### What is asked
Copy the rows word for word, beginning at the line that contains "548, 927, 552]" and stopping after the line that contains "matrix-ingredients: L-Citrulline Malate".
================================
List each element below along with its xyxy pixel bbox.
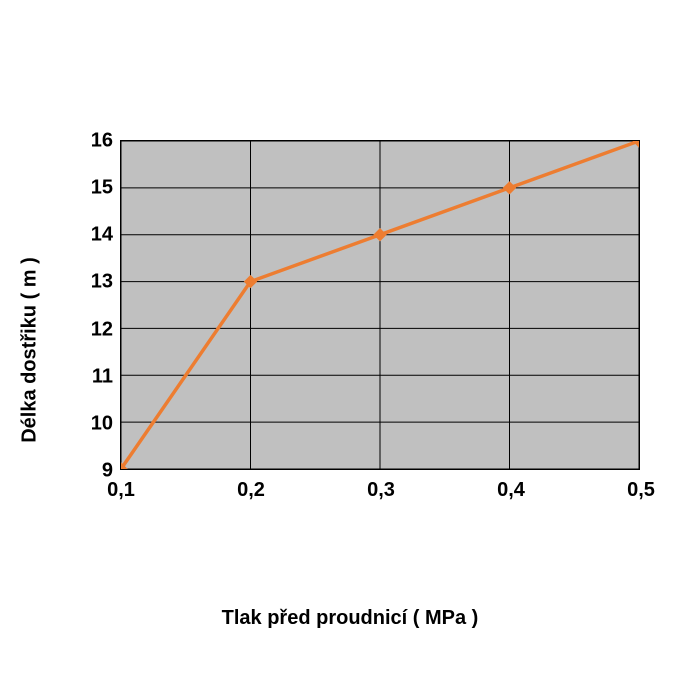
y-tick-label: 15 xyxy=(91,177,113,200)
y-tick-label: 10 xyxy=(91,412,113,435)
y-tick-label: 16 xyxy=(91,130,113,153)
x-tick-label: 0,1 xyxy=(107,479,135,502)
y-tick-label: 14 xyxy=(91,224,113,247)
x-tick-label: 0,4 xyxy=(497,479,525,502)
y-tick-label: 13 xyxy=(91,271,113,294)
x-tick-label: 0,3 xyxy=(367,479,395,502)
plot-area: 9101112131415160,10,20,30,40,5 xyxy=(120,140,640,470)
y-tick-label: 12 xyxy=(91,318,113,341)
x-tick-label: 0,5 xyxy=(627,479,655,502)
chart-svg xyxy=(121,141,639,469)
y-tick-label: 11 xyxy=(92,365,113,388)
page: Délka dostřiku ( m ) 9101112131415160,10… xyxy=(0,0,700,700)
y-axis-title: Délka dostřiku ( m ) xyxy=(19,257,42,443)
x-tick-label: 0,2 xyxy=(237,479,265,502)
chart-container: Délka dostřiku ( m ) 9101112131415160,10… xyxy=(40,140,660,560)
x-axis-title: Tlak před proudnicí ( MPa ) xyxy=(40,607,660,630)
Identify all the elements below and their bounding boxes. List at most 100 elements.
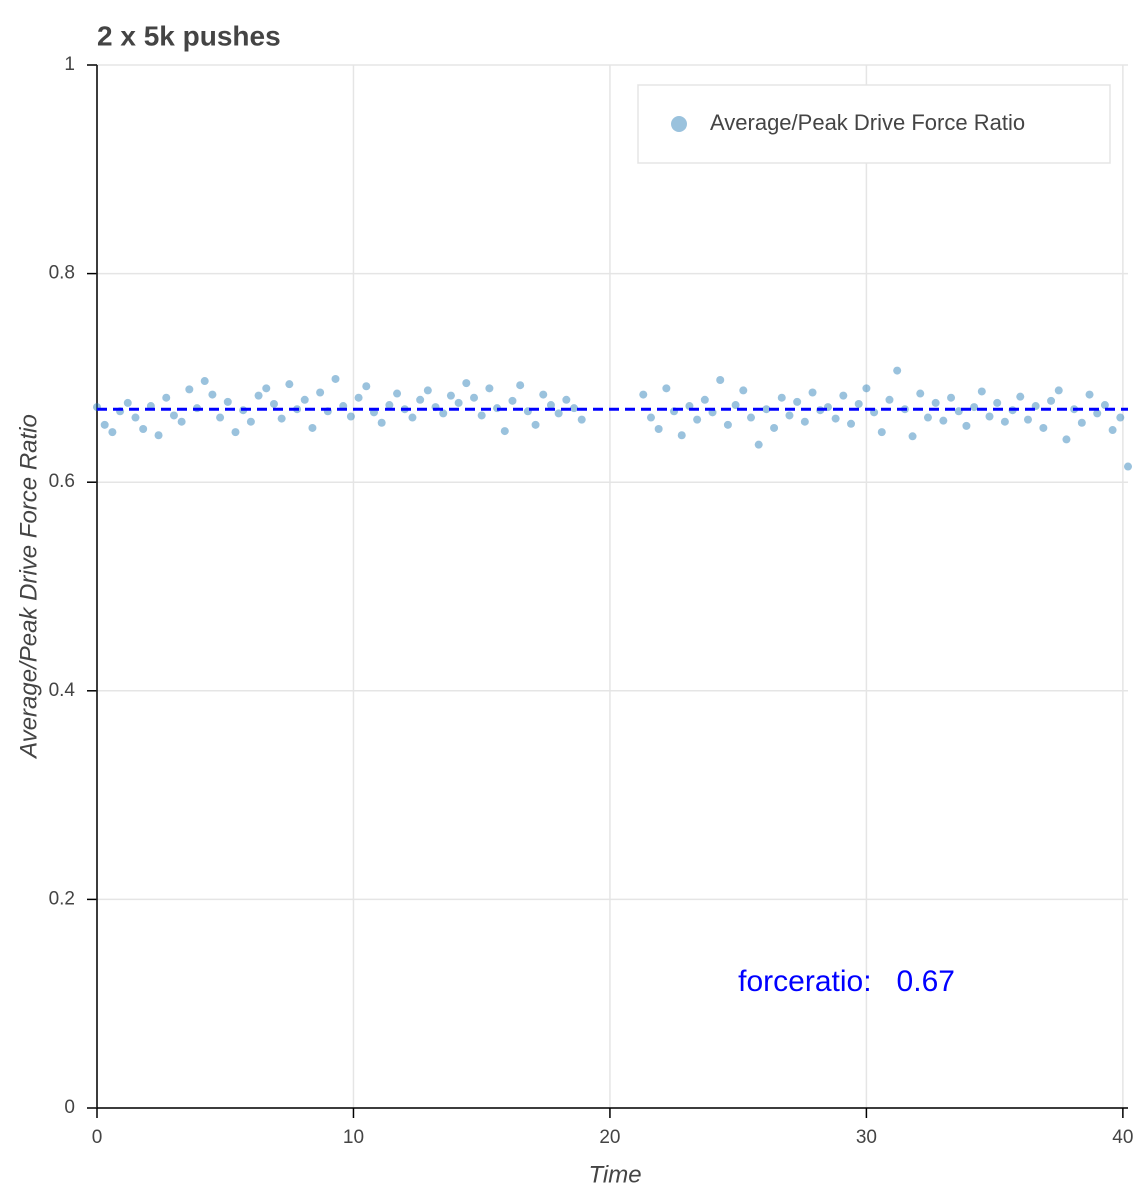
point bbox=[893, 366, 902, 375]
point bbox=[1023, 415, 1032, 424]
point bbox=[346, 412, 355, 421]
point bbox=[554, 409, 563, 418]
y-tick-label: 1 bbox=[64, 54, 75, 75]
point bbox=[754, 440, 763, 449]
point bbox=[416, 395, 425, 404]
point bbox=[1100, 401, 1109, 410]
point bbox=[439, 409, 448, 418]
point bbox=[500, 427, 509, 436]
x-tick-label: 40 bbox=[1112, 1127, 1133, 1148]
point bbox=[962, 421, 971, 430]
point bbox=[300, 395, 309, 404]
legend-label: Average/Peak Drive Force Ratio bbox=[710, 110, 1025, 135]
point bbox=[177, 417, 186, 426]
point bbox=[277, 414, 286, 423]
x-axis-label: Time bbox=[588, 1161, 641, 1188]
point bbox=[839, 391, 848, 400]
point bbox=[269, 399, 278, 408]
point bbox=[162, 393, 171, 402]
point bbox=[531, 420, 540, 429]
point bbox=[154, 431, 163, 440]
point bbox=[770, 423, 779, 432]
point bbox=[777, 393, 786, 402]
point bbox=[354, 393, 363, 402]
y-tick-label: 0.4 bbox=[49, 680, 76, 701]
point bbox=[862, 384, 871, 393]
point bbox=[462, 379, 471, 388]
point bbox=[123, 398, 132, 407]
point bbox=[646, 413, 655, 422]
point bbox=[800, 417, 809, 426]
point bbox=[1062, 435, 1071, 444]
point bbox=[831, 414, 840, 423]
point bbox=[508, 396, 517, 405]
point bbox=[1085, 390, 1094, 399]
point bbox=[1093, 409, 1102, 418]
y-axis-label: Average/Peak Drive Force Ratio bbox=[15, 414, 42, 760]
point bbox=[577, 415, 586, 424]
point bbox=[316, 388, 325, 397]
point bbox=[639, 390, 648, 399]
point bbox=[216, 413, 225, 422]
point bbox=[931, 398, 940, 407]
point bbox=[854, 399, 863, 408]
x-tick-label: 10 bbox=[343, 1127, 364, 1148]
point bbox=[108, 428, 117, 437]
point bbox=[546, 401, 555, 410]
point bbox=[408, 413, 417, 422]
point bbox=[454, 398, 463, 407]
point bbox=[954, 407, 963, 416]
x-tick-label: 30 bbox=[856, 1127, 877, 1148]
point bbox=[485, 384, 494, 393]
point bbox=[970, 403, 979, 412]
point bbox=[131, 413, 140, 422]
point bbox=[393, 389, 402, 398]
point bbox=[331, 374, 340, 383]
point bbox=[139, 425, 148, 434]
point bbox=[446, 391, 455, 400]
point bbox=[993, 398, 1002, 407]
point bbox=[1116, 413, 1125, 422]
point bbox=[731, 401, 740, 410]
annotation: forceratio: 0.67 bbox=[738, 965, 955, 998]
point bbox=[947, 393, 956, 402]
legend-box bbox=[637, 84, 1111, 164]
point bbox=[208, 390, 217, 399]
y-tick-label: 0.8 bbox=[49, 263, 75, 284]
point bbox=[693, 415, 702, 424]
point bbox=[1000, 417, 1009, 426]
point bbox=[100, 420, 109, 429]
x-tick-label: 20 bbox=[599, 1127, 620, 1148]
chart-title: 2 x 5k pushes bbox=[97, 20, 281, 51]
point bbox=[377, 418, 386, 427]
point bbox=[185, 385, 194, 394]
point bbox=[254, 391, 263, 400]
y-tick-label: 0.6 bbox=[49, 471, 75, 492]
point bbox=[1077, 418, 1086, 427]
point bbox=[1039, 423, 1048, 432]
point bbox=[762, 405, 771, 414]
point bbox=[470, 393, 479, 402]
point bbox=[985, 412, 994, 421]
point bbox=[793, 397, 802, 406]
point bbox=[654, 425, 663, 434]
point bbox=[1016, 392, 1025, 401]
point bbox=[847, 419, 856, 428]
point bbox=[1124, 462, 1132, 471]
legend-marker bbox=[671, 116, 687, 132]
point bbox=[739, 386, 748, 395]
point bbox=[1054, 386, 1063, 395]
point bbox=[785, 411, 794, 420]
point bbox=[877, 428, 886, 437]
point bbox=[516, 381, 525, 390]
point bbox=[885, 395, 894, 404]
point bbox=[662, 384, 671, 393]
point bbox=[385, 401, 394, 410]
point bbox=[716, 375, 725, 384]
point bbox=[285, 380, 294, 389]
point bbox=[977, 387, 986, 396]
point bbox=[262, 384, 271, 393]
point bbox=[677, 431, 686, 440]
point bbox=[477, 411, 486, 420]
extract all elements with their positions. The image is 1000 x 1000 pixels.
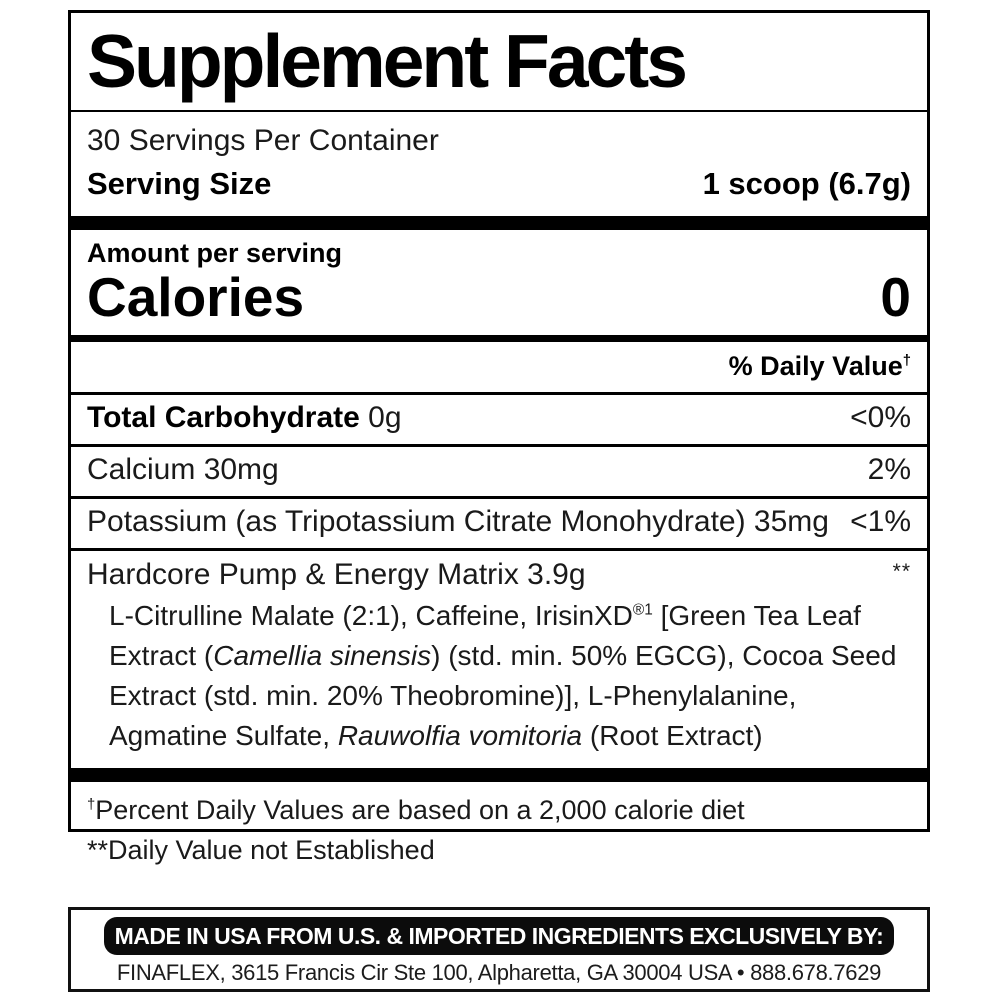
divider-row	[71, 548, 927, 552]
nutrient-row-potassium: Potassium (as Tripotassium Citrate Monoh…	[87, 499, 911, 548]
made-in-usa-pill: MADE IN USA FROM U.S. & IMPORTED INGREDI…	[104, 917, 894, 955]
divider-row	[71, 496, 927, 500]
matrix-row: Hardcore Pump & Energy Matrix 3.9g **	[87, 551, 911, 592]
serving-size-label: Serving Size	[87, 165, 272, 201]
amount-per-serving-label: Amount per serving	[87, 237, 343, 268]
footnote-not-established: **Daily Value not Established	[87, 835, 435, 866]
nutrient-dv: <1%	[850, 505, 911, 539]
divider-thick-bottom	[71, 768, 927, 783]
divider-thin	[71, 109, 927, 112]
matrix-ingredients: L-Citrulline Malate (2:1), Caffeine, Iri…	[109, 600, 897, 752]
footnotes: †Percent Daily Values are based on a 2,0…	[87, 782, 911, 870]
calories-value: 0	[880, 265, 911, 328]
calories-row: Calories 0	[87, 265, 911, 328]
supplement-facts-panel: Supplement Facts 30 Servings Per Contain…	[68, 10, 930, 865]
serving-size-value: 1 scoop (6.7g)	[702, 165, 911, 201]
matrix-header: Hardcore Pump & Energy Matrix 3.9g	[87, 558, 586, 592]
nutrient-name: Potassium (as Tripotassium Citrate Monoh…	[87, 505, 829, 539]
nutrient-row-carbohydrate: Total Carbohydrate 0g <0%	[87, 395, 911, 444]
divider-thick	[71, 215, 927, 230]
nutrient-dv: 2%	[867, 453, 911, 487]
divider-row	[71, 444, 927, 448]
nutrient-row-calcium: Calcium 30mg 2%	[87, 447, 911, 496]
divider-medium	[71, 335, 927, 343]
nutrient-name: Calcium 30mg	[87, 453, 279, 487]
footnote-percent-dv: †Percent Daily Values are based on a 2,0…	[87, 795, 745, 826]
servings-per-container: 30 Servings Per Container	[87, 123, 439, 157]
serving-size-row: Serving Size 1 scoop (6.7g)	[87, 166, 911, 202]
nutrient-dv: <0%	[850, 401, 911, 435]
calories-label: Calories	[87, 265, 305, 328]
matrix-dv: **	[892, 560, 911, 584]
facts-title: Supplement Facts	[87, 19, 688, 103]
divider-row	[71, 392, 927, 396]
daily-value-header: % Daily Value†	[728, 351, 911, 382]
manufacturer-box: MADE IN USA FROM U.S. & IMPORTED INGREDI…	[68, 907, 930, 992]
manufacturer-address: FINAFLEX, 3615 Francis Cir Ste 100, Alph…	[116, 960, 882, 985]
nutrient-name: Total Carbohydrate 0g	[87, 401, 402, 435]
================================
### Written solution
divider-row	[71, 548, 927, 552]
nutrient-row-potassium: Potassium (as Tripotassium Citrate Monoh…	[87, 499, 911, 548]
made-in-usa-pill: MADE IN USA FROM U.S. & IMPORTED INGREDI…	[104, 917, 894, 955]
divider-row	[71, 496, 927, 500]
matrix-row: Hardcore Pump & Energy Matrix 3.9g **	[87, 551, 911, 592]
serving-size-label: Serving Size	[87, 165, 272, 201]
amount-per-serving-label: Amount per serving	[87, 237, 343, 268]
footnote-not-established: **Daily Value not Established	[87, 835, 435, 866]
nutrient-dv: <1%	[850, 505, 911, 539]
divider-thick-bottom	[71, 768, 927, 783]
divider-thin	[71, 109, 927, 112]
matrix-ingredients: L-Citrulline Malate (2:1), Caffeine, Iri…	[109, 600, 897, 752]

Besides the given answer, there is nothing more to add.